Exercise — Tally the lines that hold the word "Familie" and reply with that figure only.

Data —

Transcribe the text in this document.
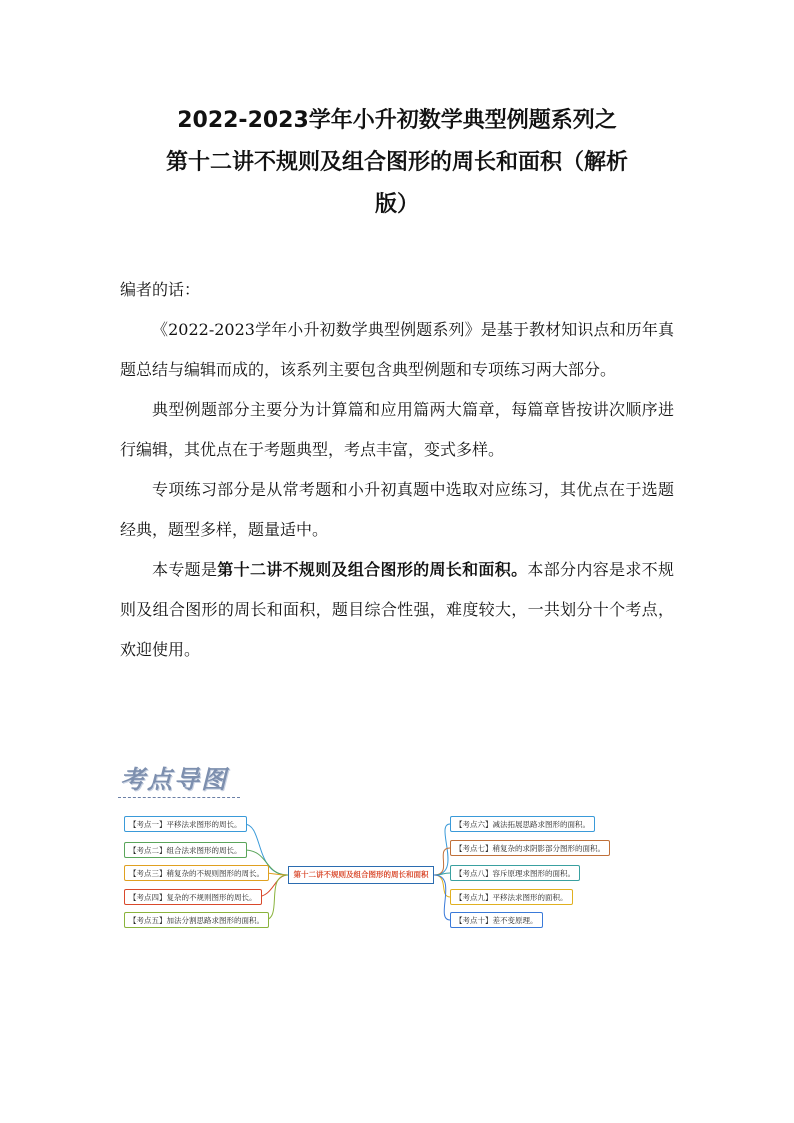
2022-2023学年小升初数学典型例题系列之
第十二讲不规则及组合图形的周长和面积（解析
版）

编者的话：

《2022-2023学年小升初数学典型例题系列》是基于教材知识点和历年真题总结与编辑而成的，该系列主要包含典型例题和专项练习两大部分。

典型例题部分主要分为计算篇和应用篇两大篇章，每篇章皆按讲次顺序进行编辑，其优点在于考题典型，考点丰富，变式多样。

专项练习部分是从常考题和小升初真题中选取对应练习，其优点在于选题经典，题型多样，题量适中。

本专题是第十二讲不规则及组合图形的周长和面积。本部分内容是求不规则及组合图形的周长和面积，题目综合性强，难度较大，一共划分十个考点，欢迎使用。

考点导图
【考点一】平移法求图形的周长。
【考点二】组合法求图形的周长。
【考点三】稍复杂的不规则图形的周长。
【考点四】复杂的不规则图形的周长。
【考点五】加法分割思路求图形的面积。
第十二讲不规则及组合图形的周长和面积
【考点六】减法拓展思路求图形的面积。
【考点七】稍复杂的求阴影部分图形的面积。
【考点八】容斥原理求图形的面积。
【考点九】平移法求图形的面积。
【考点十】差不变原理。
==
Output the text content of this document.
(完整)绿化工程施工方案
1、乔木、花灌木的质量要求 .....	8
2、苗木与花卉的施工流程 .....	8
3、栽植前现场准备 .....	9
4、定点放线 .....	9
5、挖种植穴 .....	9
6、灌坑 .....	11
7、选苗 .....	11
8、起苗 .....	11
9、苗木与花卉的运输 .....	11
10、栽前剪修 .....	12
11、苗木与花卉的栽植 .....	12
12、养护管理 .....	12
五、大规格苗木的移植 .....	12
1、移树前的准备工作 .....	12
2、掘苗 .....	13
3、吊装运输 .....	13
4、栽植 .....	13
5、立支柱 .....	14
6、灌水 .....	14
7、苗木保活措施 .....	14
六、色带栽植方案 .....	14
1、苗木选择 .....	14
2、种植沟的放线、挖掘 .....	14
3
---
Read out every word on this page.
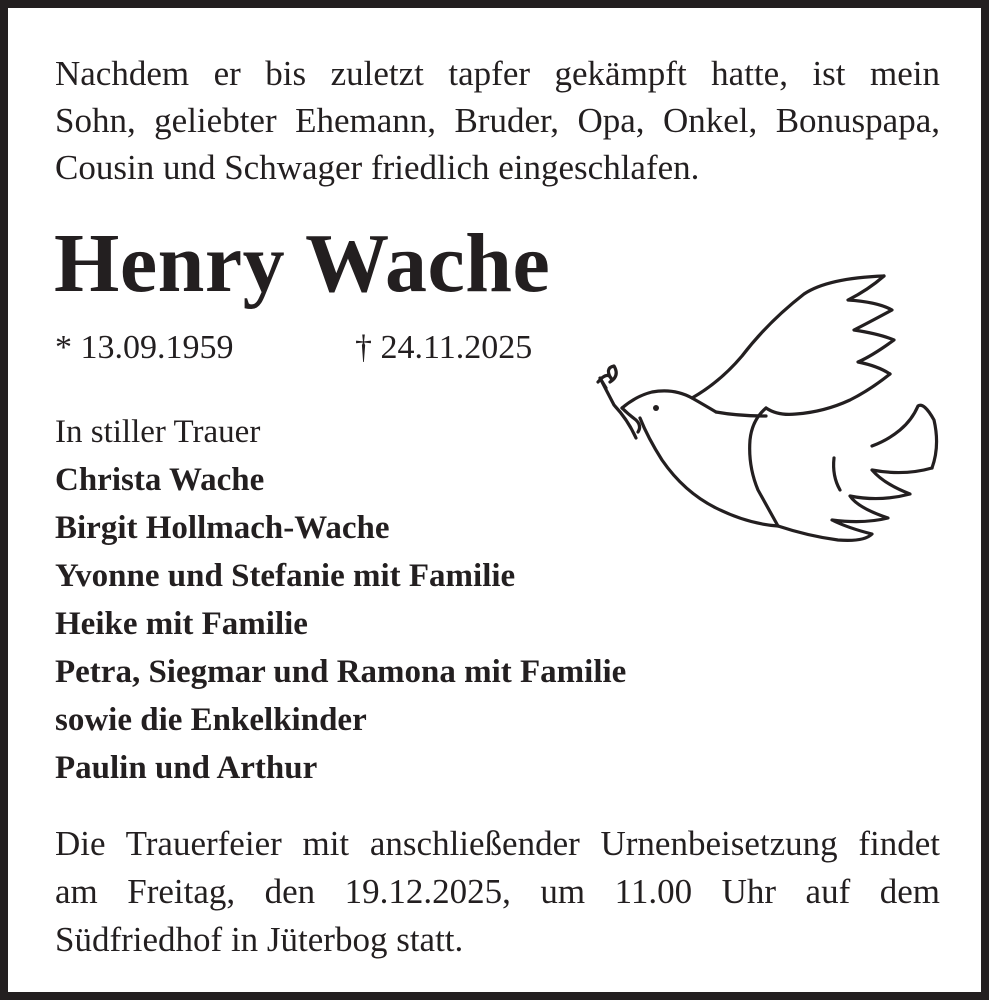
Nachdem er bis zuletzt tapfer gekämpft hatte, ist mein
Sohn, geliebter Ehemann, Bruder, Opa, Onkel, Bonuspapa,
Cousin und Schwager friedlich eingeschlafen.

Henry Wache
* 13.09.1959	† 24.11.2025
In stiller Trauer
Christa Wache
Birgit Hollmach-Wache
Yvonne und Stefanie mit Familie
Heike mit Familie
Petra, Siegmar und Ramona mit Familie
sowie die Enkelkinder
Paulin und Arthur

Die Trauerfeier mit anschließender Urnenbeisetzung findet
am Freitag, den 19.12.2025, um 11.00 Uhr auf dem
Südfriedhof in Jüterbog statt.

The completed task — 3